- **TASK GOAL**
Locate each line holding the string "this" and copy it.

- **GIVEN DATA**
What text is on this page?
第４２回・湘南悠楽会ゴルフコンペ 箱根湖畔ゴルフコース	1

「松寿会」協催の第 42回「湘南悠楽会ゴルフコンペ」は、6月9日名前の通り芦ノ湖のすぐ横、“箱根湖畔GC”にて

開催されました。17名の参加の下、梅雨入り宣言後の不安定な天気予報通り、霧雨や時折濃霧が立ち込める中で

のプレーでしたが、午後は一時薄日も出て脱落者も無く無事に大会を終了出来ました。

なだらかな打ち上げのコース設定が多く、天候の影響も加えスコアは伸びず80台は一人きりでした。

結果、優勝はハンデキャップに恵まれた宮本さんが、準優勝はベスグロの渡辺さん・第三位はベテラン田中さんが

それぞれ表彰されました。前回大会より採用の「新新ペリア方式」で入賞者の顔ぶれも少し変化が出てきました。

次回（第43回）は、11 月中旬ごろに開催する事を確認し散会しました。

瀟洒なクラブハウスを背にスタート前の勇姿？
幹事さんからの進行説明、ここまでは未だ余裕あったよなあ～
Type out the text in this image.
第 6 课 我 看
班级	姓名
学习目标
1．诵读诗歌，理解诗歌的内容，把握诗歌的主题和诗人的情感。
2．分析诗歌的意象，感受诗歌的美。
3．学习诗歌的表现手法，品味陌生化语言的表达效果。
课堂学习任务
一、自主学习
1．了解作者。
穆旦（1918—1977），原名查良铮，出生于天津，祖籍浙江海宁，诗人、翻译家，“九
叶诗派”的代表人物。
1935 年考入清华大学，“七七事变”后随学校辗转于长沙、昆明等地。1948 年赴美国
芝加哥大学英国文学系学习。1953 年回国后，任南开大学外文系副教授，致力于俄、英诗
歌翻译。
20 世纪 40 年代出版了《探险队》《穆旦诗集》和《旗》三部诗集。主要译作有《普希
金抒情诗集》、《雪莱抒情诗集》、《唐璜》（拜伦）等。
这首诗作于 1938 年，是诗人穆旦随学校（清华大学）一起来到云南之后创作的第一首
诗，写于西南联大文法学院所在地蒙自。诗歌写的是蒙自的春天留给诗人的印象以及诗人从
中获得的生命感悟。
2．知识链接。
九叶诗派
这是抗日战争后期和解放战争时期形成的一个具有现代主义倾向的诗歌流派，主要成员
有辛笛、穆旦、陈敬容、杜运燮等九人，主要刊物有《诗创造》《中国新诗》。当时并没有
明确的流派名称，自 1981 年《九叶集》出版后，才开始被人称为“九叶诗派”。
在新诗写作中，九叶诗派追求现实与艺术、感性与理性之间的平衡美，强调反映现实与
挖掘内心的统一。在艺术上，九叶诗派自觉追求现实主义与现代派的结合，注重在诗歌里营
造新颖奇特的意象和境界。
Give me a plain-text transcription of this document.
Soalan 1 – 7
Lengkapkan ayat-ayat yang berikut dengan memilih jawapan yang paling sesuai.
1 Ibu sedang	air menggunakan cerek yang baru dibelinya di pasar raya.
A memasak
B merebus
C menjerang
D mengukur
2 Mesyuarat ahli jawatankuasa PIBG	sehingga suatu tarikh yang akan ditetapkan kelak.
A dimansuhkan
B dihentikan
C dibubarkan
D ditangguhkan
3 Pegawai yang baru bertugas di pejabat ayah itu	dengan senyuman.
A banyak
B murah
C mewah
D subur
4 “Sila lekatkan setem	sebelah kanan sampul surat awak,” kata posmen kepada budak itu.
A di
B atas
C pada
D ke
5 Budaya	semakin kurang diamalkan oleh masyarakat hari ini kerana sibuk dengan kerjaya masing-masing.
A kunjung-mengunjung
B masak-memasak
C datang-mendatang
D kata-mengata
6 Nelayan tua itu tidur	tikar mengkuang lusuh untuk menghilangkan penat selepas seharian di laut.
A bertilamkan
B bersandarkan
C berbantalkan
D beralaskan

- **FULL OUTPUT**
What text is on this page?
Type out the text in this image.
Give me a plain-text transcription of this document.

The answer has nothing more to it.